- **Task requirements**: Calculate how many lines in the following records hold the word "ಷಕರನ", and report that number without comment.
** Begin **
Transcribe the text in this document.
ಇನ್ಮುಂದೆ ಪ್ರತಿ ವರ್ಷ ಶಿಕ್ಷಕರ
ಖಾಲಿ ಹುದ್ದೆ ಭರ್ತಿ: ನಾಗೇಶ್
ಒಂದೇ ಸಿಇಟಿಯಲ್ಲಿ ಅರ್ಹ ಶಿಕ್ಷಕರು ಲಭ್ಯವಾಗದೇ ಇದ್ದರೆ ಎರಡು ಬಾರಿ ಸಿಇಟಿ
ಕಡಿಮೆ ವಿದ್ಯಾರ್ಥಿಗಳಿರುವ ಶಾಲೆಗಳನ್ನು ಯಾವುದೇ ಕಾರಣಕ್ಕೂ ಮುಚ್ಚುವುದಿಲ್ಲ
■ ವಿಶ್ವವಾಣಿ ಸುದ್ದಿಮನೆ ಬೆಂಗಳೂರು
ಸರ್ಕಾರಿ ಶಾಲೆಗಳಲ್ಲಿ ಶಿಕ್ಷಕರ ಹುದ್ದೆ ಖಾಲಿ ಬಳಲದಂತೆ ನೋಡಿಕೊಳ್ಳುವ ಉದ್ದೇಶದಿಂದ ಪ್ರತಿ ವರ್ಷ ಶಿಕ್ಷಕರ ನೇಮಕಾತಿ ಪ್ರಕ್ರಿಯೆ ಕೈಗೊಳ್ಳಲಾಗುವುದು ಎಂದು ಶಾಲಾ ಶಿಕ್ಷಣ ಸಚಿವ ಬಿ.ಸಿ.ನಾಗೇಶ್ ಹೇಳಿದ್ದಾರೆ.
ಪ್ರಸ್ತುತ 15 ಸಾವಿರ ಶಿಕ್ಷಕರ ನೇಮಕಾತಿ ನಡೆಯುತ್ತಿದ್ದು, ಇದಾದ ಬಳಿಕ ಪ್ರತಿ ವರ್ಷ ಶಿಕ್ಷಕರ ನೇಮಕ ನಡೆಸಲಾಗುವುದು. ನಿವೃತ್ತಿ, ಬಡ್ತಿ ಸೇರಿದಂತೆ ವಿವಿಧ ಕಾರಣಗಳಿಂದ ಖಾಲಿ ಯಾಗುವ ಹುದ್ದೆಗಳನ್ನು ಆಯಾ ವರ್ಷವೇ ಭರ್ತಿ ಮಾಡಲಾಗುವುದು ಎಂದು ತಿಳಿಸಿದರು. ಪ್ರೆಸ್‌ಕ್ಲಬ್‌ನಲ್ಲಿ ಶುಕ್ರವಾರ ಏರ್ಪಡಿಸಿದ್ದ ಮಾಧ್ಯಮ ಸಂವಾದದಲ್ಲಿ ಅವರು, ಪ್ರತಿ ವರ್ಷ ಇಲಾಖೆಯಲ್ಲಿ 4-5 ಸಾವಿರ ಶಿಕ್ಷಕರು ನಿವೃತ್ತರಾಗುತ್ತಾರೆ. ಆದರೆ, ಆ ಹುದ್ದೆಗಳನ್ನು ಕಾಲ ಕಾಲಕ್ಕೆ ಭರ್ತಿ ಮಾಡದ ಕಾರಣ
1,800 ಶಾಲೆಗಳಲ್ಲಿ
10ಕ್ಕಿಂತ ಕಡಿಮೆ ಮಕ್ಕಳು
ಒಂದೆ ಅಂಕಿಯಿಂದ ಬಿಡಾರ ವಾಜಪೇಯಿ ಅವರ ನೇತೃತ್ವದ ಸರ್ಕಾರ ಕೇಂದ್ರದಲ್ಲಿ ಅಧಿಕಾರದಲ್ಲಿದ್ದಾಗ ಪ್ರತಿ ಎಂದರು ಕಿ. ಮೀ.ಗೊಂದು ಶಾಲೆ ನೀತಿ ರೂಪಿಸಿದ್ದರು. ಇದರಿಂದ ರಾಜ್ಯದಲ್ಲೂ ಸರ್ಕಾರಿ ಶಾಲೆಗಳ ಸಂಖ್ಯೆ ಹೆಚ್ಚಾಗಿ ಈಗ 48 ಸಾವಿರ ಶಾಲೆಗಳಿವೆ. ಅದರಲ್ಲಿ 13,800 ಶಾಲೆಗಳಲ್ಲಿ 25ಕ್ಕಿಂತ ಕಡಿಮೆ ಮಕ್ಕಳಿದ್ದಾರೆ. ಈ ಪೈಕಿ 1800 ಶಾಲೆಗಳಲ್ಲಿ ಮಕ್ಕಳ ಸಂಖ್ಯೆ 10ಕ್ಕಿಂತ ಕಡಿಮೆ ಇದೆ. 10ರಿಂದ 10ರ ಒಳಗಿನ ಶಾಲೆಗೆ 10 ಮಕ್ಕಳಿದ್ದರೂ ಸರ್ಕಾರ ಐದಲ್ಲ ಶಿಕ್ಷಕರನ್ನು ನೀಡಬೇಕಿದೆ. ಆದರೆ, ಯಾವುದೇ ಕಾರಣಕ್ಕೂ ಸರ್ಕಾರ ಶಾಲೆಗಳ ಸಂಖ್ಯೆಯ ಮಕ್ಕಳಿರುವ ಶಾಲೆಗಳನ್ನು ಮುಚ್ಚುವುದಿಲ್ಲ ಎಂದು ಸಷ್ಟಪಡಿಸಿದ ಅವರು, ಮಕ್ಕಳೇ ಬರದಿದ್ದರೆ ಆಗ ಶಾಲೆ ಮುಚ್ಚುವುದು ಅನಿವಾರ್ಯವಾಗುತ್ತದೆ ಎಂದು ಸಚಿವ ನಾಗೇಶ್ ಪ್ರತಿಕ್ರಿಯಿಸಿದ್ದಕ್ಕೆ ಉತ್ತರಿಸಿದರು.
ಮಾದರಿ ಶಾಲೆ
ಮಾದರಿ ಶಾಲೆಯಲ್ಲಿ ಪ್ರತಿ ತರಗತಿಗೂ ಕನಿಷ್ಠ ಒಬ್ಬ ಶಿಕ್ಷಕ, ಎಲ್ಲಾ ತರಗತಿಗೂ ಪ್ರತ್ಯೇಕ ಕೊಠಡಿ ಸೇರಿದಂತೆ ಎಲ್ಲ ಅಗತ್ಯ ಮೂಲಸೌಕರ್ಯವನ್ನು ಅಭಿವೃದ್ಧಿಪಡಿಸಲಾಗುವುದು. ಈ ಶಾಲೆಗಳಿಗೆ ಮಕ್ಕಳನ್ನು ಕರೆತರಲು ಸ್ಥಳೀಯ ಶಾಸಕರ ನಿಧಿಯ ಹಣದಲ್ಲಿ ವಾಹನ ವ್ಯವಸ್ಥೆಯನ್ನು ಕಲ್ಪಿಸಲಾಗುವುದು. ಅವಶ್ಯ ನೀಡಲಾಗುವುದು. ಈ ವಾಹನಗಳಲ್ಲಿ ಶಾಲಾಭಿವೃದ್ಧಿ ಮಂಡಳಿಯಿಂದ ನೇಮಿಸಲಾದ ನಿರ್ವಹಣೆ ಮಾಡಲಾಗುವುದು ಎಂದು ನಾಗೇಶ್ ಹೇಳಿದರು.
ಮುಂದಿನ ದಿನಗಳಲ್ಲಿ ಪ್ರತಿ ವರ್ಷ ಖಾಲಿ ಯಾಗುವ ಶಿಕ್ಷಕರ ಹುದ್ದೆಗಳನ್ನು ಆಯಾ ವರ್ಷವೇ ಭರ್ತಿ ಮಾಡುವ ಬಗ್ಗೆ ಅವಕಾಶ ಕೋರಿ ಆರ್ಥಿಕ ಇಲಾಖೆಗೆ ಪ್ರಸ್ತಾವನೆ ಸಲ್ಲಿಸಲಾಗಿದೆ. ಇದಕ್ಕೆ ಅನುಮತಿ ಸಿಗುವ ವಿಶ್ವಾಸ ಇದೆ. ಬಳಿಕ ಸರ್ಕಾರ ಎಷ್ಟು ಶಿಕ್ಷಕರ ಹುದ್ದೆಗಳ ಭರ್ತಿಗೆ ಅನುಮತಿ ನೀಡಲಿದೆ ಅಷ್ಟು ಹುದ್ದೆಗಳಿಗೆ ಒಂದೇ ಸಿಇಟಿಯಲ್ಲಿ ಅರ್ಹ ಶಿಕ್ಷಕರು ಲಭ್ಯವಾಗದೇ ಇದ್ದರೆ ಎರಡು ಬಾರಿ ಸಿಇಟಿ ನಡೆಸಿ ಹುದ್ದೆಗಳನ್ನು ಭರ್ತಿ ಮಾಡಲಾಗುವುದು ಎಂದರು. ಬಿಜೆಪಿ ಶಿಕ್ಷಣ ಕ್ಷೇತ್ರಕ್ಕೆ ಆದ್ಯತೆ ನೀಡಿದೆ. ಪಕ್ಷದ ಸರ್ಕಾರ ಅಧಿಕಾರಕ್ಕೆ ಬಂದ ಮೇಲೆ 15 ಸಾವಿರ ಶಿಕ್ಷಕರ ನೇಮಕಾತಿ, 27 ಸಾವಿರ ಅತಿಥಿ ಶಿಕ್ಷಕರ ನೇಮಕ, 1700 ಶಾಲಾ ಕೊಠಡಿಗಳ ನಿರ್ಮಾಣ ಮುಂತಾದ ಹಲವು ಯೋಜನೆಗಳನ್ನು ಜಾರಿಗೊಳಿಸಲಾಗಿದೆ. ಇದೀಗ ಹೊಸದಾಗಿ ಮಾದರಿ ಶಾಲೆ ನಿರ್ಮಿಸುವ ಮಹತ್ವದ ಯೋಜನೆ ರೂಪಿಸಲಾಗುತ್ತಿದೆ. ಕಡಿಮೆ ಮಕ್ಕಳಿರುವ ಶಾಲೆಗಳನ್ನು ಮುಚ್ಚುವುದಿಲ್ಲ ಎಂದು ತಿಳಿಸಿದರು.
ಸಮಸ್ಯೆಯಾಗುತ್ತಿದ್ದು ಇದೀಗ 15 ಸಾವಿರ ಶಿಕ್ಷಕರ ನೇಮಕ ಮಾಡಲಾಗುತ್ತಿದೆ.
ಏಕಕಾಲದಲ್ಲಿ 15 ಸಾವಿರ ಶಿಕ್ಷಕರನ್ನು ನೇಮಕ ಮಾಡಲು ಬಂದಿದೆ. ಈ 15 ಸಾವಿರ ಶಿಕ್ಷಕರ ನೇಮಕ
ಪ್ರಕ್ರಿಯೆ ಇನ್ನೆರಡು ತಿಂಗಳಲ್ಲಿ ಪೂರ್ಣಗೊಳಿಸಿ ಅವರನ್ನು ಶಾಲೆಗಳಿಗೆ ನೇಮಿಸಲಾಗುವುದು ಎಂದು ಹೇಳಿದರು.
** End **
- **Reply**: 2